(Lines of data)

--

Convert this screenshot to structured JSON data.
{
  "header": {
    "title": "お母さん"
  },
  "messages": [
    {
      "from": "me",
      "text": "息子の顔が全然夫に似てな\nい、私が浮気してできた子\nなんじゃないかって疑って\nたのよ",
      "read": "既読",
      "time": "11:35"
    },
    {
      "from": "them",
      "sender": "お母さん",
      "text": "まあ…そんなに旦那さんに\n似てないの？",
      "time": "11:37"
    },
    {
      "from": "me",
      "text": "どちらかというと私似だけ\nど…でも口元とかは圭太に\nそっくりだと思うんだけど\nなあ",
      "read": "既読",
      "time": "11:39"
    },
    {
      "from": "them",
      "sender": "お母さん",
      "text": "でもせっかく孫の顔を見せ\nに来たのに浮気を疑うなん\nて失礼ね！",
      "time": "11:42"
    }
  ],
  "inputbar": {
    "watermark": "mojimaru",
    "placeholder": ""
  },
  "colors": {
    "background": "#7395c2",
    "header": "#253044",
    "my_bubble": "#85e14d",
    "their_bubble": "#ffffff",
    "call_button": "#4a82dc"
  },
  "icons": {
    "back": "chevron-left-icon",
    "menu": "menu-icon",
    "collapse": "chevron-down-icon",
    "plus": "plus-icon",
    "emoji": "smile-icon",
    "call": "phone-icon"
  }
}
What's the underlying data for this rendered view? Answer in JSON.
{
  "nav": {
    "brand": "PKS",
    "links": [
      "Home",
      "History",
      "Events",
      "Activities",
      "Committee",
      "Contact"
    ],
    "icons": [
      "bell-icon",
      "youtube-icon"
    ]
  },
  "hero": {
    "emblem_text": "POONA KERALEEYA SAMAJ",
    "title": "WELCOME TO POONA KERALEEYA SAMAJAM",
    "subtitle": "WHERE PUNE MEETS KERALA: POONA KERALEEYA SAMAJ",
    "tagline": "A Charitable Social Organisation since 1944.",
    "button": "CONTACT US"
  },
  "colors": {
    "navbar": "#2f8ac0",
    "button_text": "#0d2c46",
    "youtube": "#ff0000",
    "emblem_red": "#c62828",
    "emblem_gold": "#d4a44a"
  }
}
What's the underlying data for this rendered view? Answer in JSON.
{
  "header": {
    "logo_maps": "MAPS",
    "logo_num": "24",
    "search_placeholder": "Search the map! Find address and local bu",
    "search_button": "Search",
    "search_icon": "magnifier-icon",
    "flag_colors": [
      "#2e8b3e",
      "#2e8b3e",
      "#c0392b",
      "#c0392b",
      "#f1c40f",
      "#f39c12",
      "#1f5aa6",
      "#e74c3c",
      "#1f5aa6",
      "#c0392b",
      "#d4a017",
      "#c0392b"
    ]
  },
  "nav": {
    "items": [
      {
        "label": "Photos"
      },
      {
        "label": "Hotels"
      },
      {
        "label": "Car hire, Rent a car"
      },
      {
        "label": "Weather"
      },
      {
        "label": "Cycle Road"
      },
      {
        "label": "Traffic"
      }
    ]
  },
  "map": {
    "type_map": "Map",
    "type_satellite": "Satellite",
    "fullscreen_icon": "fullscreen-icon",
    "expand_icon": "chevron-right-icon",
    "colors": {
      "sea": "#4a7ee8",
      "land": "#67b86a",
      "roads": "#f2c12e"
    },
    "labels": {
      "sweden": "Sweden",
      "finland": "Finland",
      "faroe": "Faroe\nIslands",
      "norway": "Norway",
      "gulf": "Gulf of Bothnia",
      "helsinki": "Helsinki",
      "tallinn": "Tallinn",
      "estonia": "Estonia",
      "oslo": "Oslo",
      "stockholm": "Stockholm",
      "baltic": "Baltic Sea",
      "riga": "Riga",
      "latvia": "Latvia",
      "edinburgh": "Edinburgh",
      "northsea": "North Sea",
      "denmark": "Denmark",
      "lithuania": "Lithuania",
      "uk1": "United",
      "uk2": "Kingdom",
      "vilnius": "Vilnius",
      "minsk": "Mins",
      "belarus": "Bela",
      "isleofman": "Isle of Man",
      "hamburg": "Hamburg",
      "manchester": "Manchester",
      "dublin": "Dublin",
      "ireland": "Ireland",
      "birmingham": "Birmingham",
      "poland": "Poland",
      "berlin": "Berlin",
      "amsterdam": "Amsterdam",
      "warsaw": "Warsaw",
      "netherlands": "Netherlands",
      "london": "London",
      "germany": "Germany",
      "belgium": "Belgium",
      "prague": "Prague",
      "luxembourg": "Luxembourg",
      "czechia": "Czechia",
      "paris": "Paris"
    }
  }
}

--

• **Short problem**:
Above are the records; retype every one exactly.

• **Written solution**:
Convert this screenshot to structured JSON data.
{
  "header": {
    "title": "お母さん"
  },
  "messages": [
    {
      "from": "me",
      "text": "息子の顔が全然夫に似てな\nい、私が浮気してできた子\nなんじゃないかって疑って\nたのよ",
      "read": "既読",
      "time": "11:35"
    },
    {
      "from": "them",
      "sender": "お母さん",
      "text": "まあ…そんなに旦那さんに\n似てないの？",
      "time": "11:37"
    },
    {
      "from": "me",
      "text": "どちらかというと私似だけ\nど…でも口元とかは圭太に\nそっくりだと思うんだけど\nなあ",
      "read": "既読",
      "time": "11:39"
    },
    {
      "from": "them",
      "sender": "お母さん",
      "text": "でもせっかく孫の顔を見せ\nに来たのに浮気を疑うなん\nて失礼ね！",
      "time": "11:42"
    }
  ],
  "inputbar": {
    "watermark": "mojimaru",
    "placeholder": ""
  },
  "colors": {
    "background": "#7395c2",
    "header": "#253044",
    "my_bubble": "#85e14d",
    "their_bubble": "#ffffff",
    "call_button": "#4a82dc"
  },
  "icons": {
    "back": "chevron-left-icon",
    "menu": "menu-icon",
    "collapse": "chevron-down-icon",
    "plus": "plus-icon",
    "emoji": "smile-icon",
    "call": "phone-icon"
  }
}
What's the underlying data for this rendered view? Answer in JSON.
{
  "nav": {
    "brand": "PKS",
    "links": [
      "Home",
      "History",
      "Events",
      "Activities",
      "Committee",
      "Contact"
    ],
    "icons": [
      "bell-icon",
      "youtube-icon"
    ]
  },
  "hero": {
    "emblem_text": "POONA KERALEEYA SAMAJ",
    "title": "WELCOME TO POONA KERALEEYA SAMAJAM",
    "subtitle": "WHERE PUNE MEETS KERALA: POONA KERALEEYA SAMAJ",
    "tagline": "A Charitable Social Organisation since 1944.",
    "button": "CONTACT US"
  },
  "colors": {
    "navbar": "#2f8ac0",
    "button_text": "#0d2c46",
    "youtube": "#ff0000",
    "emblem_red": "#c62828",
    "emblem_gold": "#d4a44a"
  }
}
What's the underlying data for this rendered view? Answer in JSON.
{
  "header": {
    "logo_maps": "MAPS",
    "logo_num": "24",
    "search_placeholder": "Search the map! Find address and local bu",
    "search_button": "Search",
    "search_icon": "magnifier-icon",
    "flag_colors": [
      "#2e8b3e",
      "#2e8b3e",
      "#c0392b",
      "#c0392b",
      "#f1c40f",
      "#f39c12",
      "#1f5aa6",
      "#e74c3c",
      "#1f5aa6",
      "#c0392b",
      "#d4a017",
      "#c0392b"
    ]
  },
  "nav": {
    "items": [
      {
        "label": "Photos"
      },
      {
        "label": "Hotels"
      },
      {
        "label": "Car hire, Rent a car"
      },
      {
        "label": "Weather"
      },
      {
        "label": "Cycle Road"
      },
      {
        "label": "Traffic"
      }
    ]
  },
  "map": {
    "type_map": "Map",
    "type_satellite": "Satellite",
    "fullscreen_icon": "fullscreen-icon",
    "expand_icon": "chevron-right-icon",
    "colors": {
      "sea": "#4a7ee8",
      "land": "#67b86a",
      "roads": "#f2c12e"
    },
    "labels": {
      "sweden": "Sweden",
      "finland": "Finland",
      "faroe": "Faroe\nIslands",
      "norway": "Norway",
      "gulf": "Gulf of Bothnia",
      "helsinki": "Helsinki",
      "tallinn": "Tallinn",
      "estonia": "Estonia",
      "oslo": "Oslo",
      "stockholm": "Stockholm",
      "baltic": "Baltic Sea",
      "riga": "Riga",
      "latvia": "Latvia",
      "edinburgh": "Edinburgh",
      "northsea": "North Sea",
      "denmark": "Denmark",
      "lithuania": "Lithuania",
      "uk1": "United",
      "uk2": "Kingdom",
      "vilnius": "Vilnius",
      "minsk": "Mins",
      "belarus": "Bela",
      "isleofman": "Isle of Man",
      "hamburg": "Hamburg",
      "manchester": "Manchester",
      "dublin": "Dublin",
      "ireland": "Ireland",
      "birmingham": "Birmingham",
      "poland": "Poland",
      "berlin": "Berlin",
      "amsterdam": "Amsterdam",
      "warsaw": "Warsaw",
      "netherlands": "Netherlands",
      "london": "London",
      "germany": "Germany",
      "belgium": "Belgium",
      "prague": "Prague",
      "luxembourg": "Luxembourg",
      "czechia": "Czechia",
      "paris": "Paris"
    }
  }
}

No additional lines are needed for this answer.